── SUPPLIED MATERIAL ──

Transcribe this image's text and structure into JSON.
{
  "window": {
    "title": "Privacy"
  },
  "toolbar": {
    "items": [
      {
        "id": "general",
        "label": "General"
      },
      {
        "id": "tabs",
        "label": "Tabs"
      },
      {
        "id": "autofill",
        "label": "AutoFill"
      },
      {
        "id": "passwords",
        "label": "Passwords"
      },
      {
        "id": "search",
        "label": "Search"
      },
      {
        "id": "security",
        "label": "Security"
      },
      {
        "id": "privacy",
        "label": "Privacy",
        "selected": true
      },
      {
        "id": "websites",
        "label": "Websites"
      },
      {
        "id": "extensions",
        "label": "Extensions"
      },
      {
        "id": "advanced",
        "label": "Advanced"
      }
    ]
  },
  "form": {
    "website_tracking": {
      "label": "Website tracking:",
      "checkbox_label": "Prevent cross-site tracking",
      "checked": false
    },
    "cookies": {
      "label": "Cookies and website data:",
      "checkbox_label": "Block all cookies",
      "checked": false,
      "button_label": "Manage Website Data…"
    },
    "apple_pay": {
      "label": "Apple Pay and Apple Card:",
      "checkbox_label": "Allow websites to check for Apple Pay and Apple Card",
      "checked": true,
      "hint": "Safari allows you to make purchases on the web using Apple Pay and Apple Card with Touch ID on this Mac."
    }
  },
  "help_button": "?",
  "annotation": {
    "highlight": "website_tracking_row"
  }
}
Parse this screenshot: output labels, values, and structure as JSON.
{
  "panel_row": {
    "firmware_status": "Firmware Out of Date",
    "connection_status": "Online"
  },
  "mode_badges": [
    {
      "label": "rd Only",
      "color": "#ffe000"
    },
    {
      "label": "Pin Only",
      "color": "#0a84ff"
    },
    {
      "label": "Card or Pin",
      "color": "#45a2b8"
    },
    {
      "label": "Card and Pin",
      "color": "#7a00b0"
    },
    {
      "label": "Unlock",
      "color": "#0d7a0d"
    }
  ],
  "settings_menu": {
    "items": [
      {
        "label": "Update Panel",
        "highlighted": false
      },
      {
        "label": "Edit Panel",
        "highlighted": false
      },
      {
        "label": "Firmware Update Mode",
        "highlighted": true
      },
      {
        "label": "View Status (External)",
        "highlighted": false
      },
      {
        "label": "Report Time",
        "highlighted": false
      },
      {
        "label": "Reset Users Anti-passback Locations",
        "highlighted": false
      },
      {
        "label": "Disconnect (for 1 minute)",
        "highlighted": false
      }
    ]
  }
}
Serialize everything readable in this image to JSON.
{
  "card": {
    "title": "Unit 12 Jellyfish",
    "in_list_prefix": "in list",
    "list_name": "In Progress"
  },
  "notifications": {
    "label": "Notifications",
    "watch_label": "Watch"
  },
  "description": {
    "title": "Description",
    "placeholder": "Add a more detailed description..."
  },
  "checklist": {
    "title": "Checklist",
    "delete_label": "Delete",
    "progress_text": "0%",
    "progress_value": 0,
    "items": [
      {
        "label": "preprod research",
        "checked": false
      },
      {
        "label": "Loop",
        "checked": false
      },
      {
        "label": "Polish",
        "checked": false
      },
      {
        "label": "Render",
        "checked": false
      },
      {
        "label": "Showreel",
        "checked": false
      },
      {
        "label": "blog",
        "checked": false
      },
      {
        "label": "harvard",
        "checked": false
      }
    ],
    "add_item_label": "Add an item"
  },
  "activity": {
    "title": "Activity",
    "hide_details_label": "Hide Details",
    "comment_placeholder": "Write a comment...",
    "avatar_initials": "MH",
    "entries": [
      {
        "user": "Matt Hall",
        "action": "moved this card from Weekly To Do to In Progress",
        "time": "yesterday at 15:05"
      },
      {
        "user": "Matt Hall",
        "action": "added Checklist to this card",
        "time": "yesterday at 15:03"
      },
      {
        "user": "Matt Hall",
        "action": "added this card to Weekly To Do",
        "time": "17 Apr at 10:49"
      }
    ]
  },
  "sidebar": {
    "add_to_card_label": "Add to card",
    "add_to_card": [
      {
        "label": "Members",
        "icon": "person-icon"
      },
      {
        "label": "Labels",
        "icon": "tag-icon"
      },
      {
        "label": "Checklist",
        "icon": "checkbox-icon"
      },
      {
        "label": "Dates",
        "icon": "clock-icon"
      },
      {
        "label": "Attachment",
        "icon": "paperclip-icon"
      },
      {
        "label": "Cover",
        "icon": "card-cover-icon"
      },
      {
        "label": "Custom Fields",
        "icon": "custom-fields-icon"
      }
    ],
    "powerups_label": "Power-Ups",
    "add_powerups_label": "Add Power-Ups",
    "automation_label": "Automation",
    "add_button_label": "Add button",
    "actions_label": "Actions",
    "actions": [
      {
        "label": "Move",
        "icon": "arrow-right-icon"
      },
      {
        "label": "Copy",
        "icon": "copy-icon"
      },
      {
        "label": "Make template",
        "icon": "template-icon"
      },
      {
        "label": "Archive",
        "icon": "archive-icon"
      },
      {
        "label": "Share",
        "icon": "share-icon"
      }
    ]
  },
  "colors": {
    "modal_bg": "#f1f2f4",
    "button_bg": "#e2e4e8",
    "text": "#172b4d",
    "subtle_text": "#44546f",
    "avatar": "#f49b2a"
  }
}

───

AIM :: Write out every line of the material again, exactly as it reads.

ANSWER TO THIS EXERCISE ::
Transcribe this image's text and structure into JSON.
{
  "window": {
    "title": "Privacy"
  },
  "toolbar": {
    "items": [
      {
        "id": "general",
        "label": "General"
      },
      {
        "id": "tabs",
        "label": "Tabs"
      },
      {
        "id": "autofill",
        "label": "AutoFill"
      },
      {
        "id": "passwords",
        "label": "Passwords"
      },
      {
        "id": "search",
        "label": "Search"
      },
      {
        "id": "security",
        "label": "Security"
      },
      {
        "id": "privacy",
        "label": "Privacy",
        "selected": true
      },
      {
        "id": "websites",
        "label": "Websites"
      },
      {
        "id": "extensions",
        "label": "Extensions"
      },
      {
        "id": "advanced",
        "label": "Advanced"
      }
    ]
  },
  "form": {
    "website_tracking": {
      "label": "Website tracking:",
      "checkbox_label": "Prevent cross-site tracking",
      "checked": false
    },
    "cookies": {
      "label": "Cookies and website data:",
      "checkbox_label": "Block all cookies",
      "checked": false,
      "button_label": "Manage Website Data…"
    },
    "apple_pay": {
      "label": "Apple Pay and Apple Card:",
      "checkbox_label": "Allow websites to check for Apple Pay and Apple Card",
      "checked": true,
      "hint": "Safari allows you to make purchases on the web using Apple Pay and Apple Card with Touch ID on this Mac."
    }
  },
  "help_button": "?",
  "annotation": {
    "highlight": "website_tracking_row"
  }
}
Parse this screenshot: output labels, values, and structure as JSON.
{
  "panel_row": {
    "firmware_status": "Firmware Out of Date",
    "connection_status": "Online"
  },
  "mode_badges": [
    {
      "label": "rd Only",
      "color": "#ffe000"
    },
    {
      "label": "Pin Only",
      "color": "#0a84ff"
    },
    {
      "label": "Card or Pin",
      "color": "#45a2b8"
    },
    {
      "label": "Card and Pin",
      "color": "#7a00b0"
    },
    {
      "label": "Unlock",
      "color": "#0d7a0d"
    }
  ],
  "settings_menu": {
    "items": [
      {
        "label": "Update Panel",
        "highlighted": false
      },
      {
        "label": "Edit Panel",
        "highlighted": false
      },
      {
        "label": "Firmware Update Mode",
        "highlighted": true
      },
      {
        "label": "View Status (External)",
        "highlighted": false
      },
      {
        "label": "Report Time",
        "highlighted": false
      },
      {
        "label": "Reset Users Anti-passback Locations",
        "highlighted": false
      },
      {
        "label": "Disconnect (for 1 minute)",
        "highlighted": false
      }
    ]
  }
}
Serialize everything readable in this image to JSON.
{
  "card": {
    "title": "Unit 12 Jellyfish",
    "in_list_prefix": "in list",
    "list_name": "In Progress"
  },
  "notifications": {
    "label": "Notifications",
    "watch_label": "Watch"
  },
  "description": {
    "title": "Description",
    "placeholder": "Add a more detailed description..."
  },
  "checklist": {
    "title": "Checklist",
    "delete_label": "Delete",
    "progress_text": "0%",
    "progress_value": 0,
    "items": [
      {
        "label": "preprod research",
        "checked": false
      },
      {
        "label": "Loop",
        "checked": false
      },
      {
        "label": "Polish",
        "checked": false
      },
      {
        "label": "Render",
        "checked": false
      },
      {
        "label": "Showreel",
        "checked": false
      },
      {
        "label": "blog",
        "checked": false
      },
      {
        "label": "harvard",
        "checked": false
      }
    ],
    "add_item_label": "Add an item"
  },
  "activity": {
    "title": "Activity",
    "hide_details_label": "Hide Details",
    "comment_placeholder": "Write a comment...",
    "avatar_initials": "MH",
    "entries": [
      {
        "user": "Matt Hall",
        "action": "moved this card from Weekly To Do to In Progress",
        "time": "yesterday at 15:05"
      },
      {
        "user": "Matt Hall",
        "action": "added Checklist to this card",
        "time": "yesterday at 15:03"
      },
      {
        "user": "Matt Hall",
        "action": "added this card to Weekly To Do",
        "time": "17 Apr at 10:49"
      }
    ]
  },
  "sidebar": {
    "add_to_card_label": "Add to card",
    "add_to_card": [
      {
        "label": "Members",
        "icon": "person-icon"
      },
      {
        "label": "Labels",
        "icon": "tag-icon"
      },
      {
        "label": "Checklist",
        "icon": "checkbox-icon"
      },
      {
        "label": "Dates",
        "icon": "clock-icon"
      },
      {
        "label": "Attachment",
        "icon": "paperclip-icon"
      },
      {
        "label": "Cover",
        "icon": "card-cover-icon"
      },
      {
        "label": "Custom Fields",
        "icon": "custom-fields-icon"
      }
    ],
    "powerups_label": "Power-Ups",
    "add_powerups_label": "Add Power-Ups",
    "automation_label": "Automation",
    "add_button_label": "Add button",
    "actions_label": "Actions",
    "actions": [
      {
        "label": "Move",
        "icon": "arrow-right-icon"
      },
      {
        "label": "Copy",
        "icon": "copy-icon"
      },
      {
        "label": "Make template",
        "icon": "template-icon"
      },
      {
        "label": "Archive",
        "icon": "archive-icon"
      },
      {
        "label": "Share",
        "icon": "share-icon"
      }
    ]
  },
  "colors": {
    "modal_bg": "#f1f2f4",
    "button_bg": "#e2e4e8",
    "text": "#172b4d",
    "subtle_text": "#44546f",
    "avatar": "#f49b2a"
  }
}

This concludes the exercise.